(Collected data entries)
_ _ _

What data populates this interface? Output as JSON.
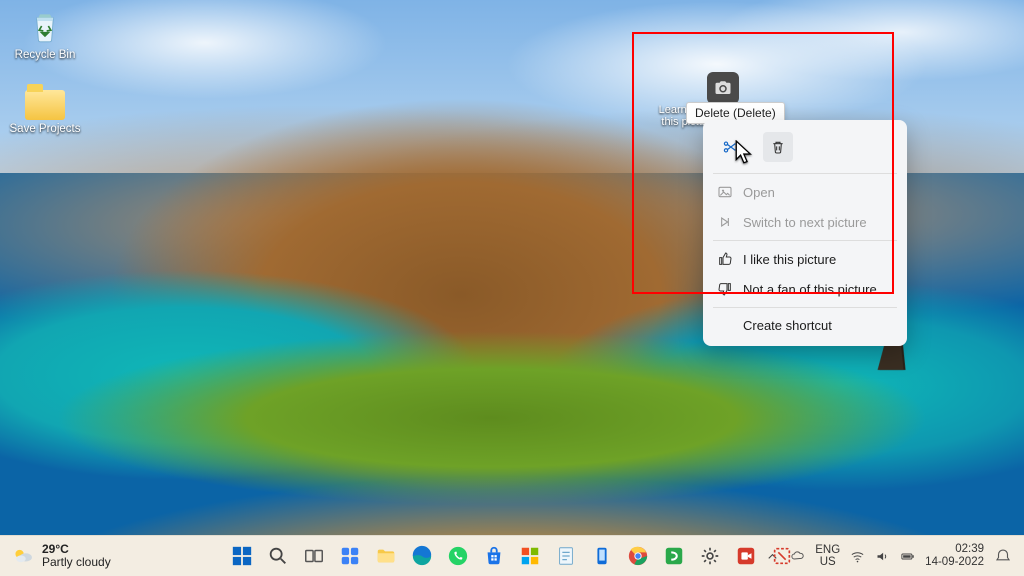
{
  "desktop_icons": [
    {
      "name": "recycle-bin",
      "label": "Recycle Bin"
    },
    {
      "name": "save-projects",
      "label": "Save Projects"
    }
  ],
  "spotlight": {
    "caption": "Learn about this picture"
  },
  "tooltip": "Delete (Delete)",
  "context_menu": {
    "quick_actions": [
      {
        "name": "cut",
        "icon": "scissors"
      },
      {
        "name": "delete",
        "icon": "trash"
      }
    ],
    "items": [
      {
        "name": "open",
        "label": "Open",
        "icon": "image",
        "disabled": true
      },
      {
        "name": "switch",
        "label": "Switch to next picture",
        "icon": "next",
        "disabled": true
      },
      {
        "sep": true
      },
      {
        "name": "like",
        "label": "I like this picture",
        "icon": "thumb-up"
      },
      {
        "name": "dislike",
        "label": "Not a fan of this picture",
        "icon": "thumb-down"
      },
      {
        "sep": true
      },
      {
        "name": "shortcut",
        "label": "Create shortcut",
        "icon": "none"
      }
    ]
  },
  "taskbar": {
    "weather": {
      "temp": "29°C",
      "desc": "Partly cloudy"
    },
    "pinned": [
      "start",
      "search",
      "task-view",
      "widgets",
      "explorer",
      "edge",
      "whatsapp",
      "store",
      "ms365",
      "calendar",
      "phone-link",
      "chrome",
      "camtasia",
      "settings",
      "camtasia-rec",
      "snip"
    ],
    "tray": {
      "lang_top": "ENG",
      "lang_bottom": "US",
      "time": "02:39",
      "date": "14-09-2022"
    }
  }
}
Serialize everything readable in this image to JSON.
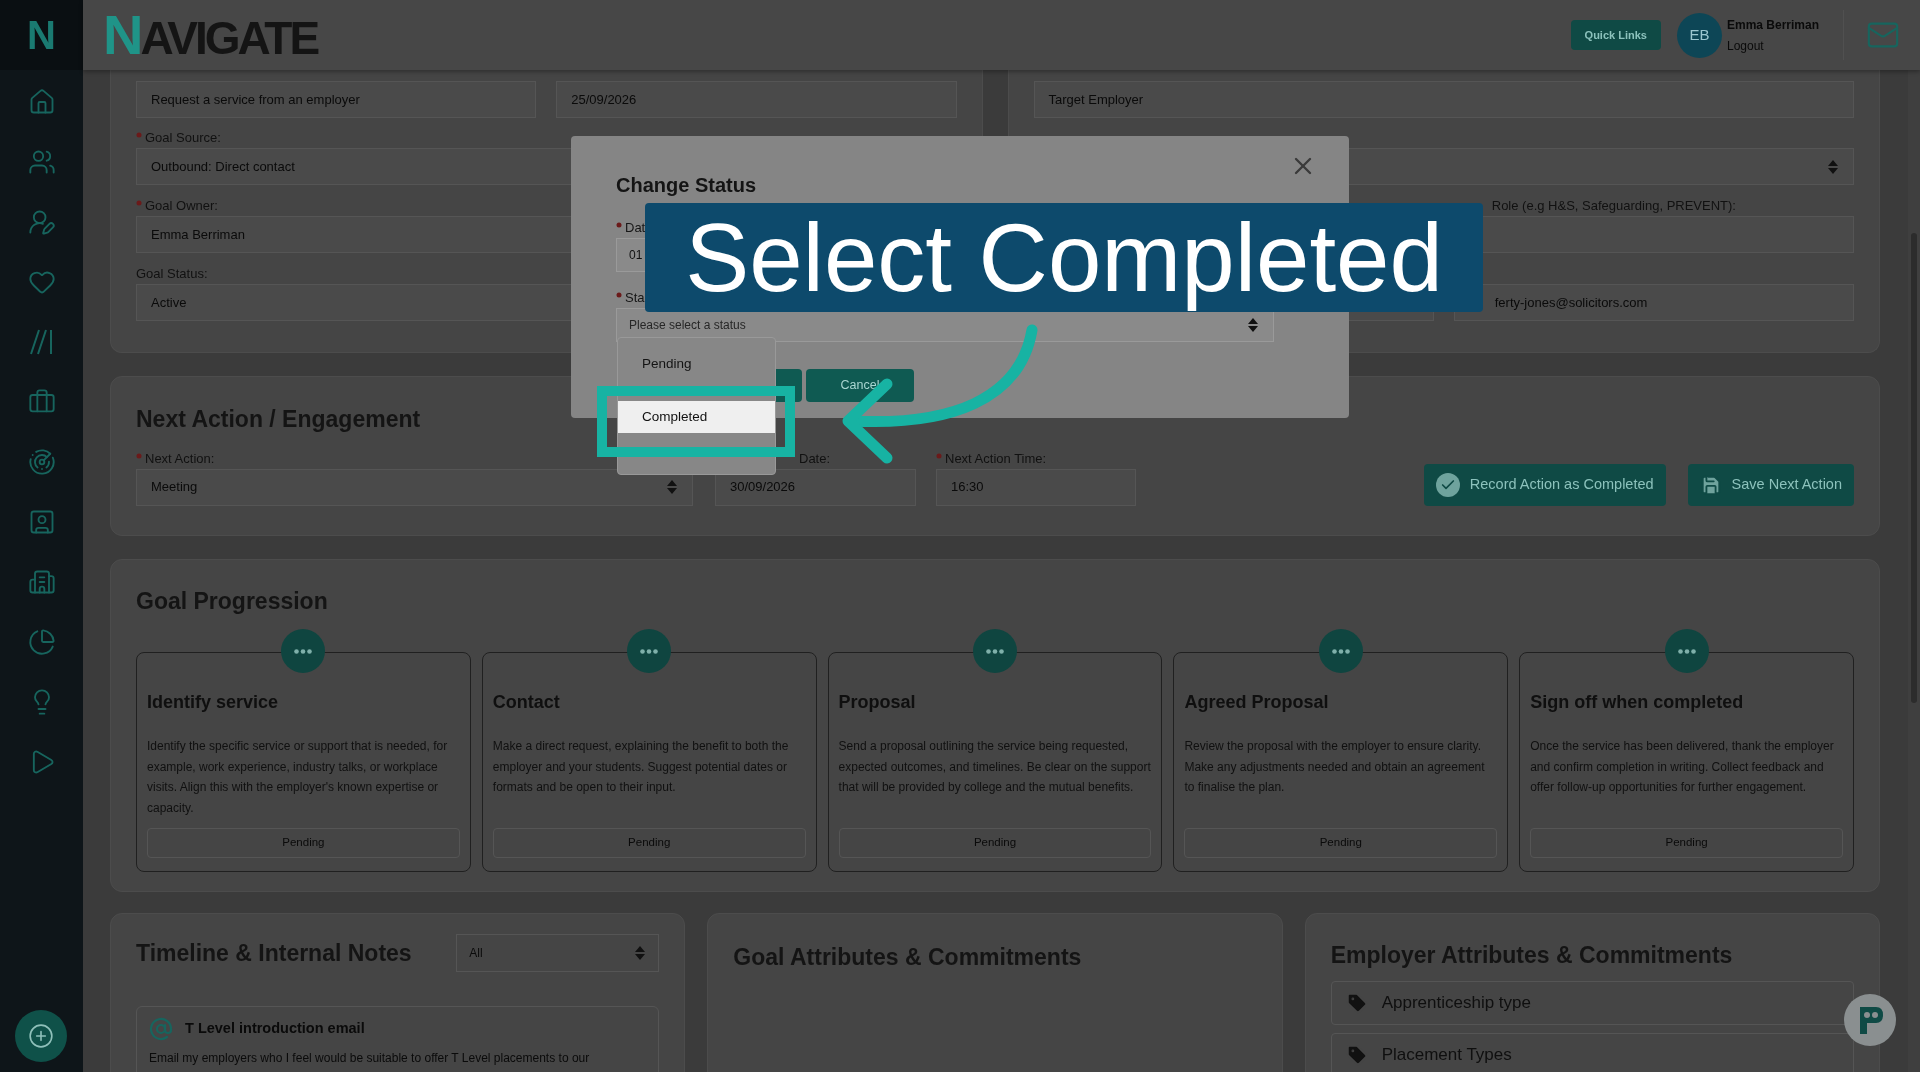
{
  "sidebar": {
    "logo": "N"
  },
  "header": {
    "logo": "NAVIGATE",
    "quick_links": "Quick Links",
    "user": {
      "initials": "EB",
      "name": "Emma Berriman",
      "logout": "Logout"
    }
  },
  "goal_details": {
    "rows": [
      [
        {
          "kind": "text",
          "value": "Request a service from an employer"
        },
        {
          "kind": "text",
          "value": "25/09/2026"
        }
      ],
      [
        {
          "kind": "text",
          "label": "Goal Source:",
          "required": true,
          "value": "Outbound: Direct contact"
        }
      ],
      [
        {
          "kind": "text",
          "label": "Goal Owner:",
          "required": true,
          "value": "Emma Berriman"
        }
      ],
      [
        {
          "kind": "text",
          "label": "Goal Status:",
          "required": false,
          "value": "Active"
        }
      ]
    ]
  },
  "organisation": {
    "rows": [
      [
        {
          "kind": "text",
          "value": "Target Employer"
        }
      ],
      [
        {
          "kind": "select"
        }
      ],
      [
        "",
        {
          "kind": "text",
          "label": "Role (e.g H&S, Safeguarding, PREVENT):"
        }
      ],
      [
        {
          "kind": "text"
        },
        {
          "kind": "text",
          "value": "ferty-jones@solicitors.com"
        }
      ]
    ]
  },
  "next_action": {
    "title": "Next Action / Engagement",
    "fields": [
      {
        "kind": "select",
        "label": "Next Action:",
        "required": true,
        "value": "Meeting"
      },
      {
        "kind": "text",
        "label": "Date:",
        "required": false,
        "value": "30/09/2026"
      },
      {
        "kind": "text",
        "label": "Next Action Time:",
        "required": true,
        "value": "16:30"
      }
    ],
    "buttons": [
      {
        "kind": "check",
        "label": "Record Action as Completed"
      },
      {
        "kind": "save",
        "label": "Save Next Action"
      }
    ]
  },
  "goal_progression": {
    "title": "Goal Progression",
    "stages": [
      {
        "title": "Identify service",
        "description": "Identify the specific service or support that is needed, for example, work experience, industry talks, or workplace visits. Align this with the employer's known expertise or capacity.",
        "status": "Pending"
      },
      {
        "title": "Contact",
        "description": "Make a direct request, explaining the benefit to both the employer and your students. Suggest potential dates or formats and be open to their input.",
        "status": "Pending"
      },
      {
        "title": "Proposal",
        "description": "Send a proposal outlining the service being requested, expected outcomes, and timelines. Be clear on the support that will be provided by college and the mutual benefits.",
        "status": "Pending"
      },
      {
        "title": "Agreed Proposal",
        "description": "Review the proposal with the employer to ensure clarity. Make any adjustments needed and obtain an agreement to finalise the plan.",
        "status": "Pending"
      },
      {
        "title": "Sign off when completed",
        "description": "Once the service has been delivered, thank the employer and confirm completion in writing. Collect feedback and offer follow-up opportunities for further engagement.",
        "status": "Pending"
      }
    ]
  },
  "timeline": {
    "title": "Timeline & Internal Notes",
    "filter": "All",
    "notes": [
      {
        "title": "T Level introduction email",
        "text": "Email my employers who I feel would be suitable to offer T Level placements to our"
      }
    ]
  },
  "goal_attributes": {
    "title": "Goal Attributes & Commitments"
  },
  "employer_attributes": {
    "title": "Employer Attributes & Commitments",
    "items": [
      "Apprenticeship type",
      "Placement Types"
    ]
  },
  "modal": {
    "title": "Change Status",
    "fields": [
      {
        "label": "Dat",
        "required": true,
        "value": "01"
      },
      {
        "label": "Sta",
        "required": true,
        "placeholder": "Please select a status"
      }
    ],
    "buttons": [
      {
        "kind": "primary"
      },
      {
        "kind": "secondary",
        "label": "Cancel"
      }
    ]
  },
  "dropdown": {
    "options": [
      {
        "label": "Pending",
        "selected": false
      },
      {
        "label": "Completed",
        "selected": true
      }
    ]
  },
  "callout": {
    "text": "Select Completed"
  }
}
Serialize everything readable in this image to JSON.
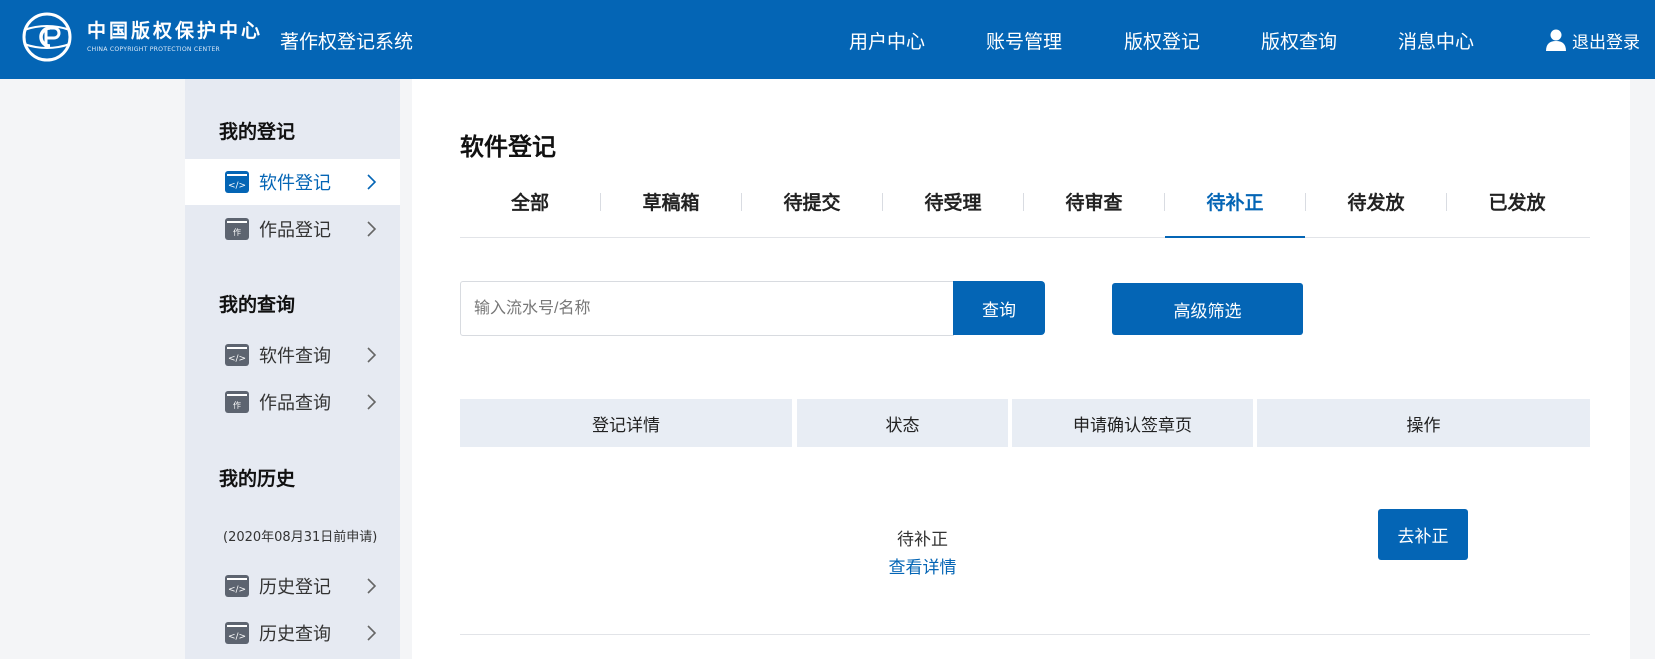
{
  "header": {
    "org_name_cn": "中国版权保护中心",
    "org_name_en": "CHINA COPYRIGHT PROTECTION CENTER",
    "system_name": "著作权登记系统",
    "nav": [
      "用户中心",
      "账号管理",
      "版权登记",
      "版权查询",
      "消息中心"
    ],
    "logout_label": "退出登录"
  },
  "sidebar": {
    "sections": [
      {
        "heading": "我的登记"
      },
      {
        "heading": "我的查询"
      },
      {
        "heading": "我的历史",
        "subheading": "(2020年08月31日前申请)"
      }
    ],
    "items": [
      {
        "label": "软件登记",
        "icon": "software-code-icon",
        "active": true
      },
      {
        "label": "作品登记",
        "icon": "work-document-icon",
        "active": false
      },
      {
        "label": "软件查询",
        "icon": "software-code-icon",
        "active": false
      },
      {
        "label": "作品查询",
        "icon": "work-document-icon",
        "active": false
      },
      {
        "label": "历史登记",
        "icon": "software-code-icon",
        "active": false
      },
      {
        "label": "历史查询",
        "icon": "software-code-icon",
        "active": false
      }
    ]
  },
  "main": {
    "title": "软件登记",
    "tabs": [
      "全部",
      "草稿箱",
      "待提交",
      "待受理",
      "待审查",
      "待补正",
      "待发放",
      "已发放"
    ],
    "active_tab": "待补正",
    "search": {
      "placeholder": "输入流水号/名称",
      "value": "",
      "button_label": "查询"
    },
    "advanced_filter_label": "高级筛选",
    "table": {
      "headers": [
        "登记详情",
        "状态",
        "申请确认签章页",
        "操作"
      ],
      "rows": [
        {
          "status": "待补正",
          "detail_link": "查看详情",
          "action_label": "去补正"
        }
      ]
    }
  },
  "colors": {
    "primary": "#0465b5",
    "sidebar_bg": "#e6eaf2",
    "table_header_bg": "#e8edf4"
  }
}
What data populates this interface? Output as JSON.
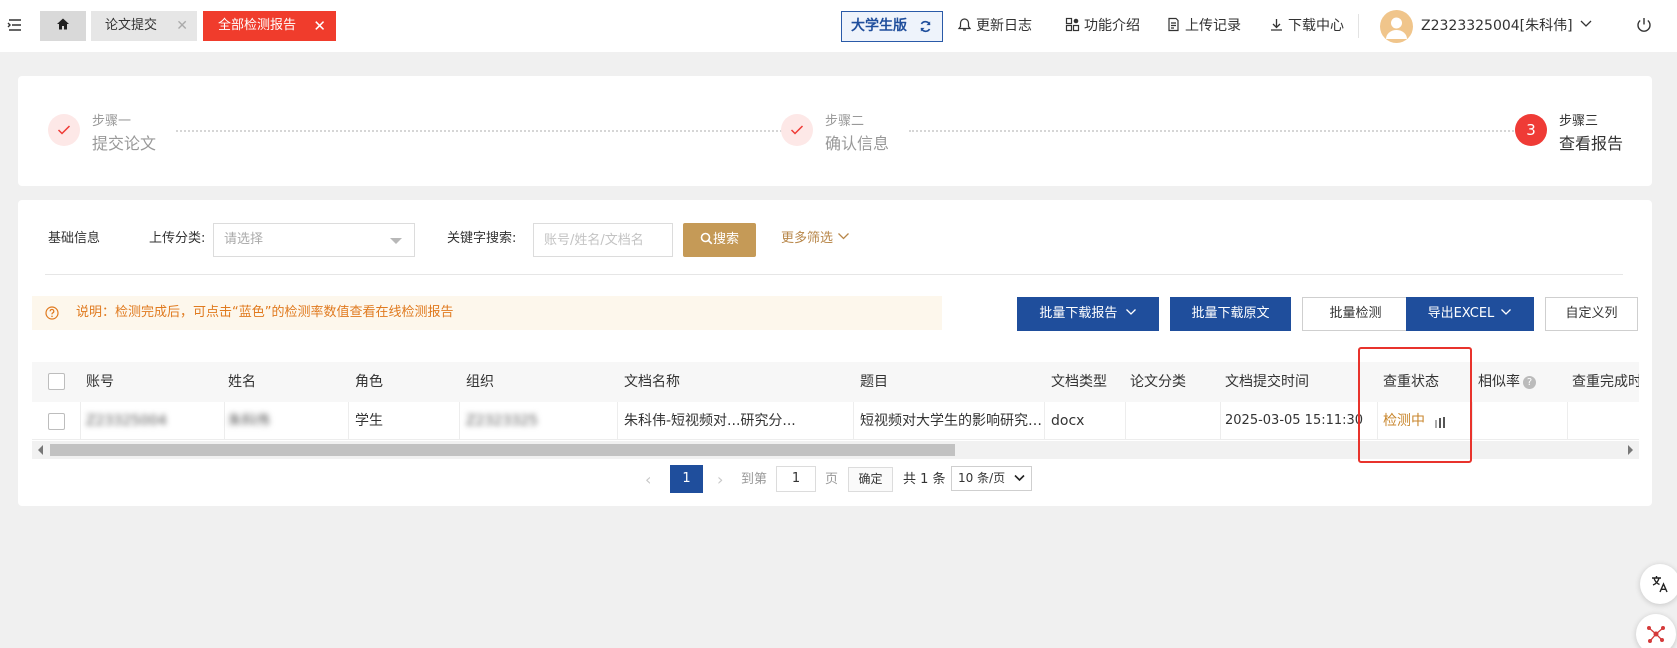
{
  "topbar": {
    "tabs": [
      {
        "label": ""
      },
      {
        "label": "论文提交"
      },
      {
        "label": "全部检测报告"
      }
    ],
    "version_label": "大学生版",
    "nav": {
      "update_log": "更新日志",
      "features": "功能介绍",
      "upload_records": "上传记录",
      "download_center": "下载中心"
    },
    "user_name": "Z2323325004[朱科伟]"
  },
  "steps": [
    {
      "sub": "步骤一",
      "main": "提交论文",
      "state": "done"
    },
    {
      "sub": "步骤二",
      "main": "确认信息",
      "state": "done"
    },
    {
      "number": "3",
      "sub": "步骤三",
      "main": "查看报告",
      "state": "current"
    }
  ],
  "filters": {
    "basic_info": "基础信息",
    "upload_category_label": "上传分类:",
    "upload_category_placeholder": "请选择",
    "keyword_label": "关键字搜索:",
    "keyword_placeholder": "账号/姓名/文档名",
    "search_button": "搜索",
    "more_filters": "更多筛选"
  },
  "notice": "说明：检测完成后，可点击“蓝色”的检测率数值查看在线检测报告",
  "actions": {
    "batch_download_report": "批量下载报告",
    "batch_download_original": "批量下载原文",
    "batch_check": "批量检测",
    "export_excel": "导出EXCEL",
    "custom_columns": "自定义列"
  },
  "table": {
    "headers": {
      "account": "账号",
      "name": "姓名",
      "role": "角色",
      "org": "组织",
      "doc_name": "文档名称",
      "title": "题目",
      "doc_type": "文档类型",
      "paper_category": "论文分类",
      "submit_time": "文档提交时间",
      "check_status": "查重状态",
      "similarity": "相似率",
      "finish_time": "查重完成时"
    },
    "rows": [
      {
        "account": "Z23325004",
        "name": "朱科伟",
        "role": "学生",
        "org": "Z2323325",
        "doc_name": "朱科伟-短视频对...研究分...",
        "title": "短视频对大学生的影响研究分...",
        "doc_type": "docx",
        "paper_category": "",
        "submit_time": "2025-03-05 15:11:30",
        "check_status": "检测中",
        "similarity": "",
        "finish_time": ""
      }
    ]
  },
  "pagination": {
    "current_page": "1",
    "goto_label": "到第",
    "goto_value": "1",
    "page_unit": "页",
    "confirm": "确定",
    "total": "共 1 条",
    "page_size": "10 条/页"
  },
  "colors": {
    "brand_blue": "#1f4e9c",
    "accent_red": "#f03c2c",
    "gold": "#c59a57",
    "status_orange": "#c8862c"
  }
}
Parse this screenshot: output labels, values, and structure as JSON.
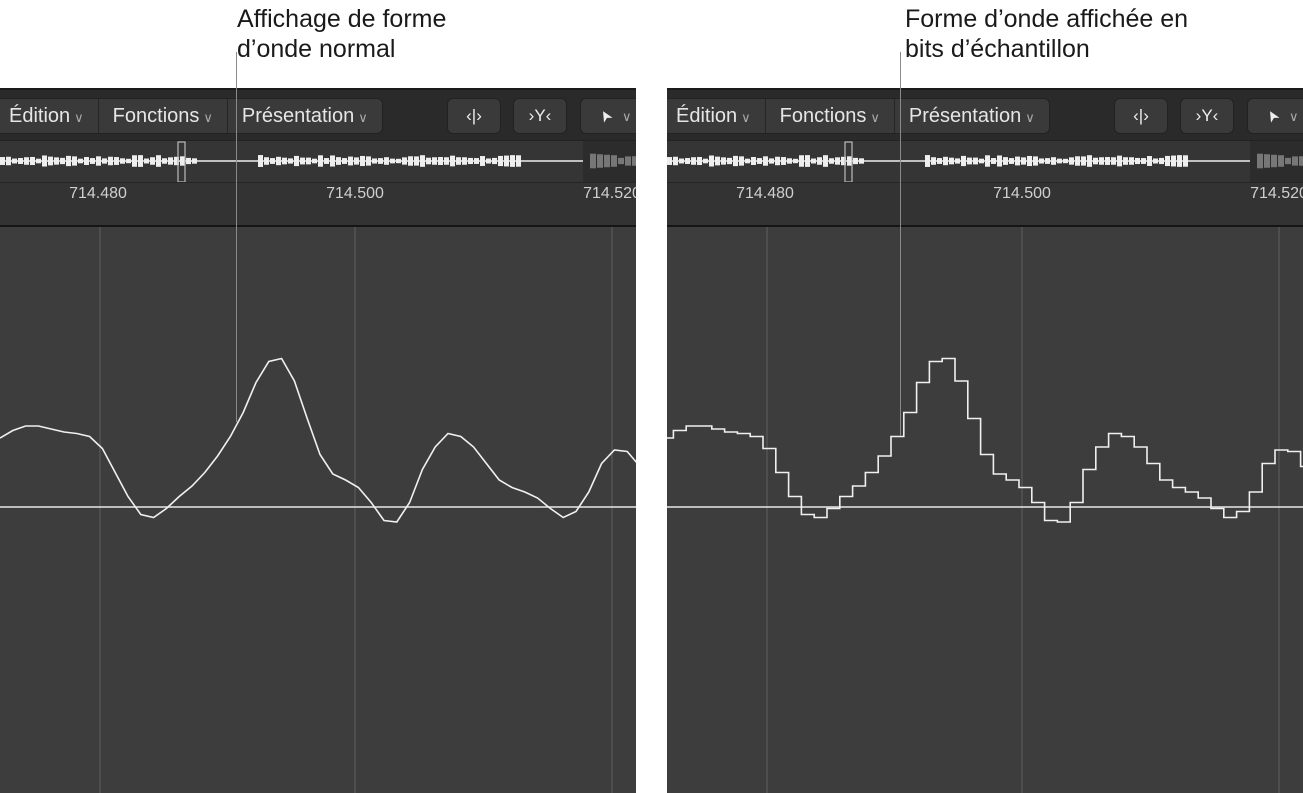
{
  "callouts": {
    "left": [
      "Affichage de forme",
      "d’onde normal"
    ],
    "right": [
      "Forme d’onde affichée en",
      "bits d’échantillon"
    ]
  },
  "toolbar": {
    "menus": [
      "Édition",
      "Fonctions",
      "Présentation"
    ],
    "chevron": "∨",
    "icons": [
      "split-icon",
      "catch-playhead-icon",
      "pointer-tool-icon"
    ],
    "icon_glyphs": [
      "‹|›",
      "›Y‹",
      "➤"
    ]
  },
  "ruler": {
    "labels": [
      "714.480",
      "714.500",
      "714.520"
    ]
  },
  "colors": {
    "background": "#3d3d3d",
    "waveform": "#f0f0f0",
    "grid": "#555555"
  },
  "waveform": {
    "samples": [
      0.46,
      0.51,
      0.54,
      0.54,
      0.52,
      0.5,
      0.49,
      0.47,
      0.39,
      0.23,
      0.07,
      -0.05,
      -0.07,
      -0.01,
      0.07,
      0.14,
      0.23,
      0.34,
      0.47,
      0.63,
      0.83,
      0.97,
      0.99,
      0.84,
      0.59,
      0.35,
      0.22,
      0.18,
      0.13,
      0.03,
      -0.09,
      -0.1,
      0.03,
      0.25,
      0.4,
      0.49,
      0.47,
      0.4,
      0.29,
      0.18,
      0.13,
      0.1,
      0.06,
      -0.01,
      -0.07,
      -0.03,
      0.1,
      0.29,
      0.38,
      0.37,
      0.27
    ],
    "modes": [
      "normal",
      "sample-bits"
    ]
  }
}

_ _ _

* Written task: Working from the listing above, pick out every line that has "onde" and copy it.

* The reply:
      "d’onde normal"
      "Forme d’onde affichée en",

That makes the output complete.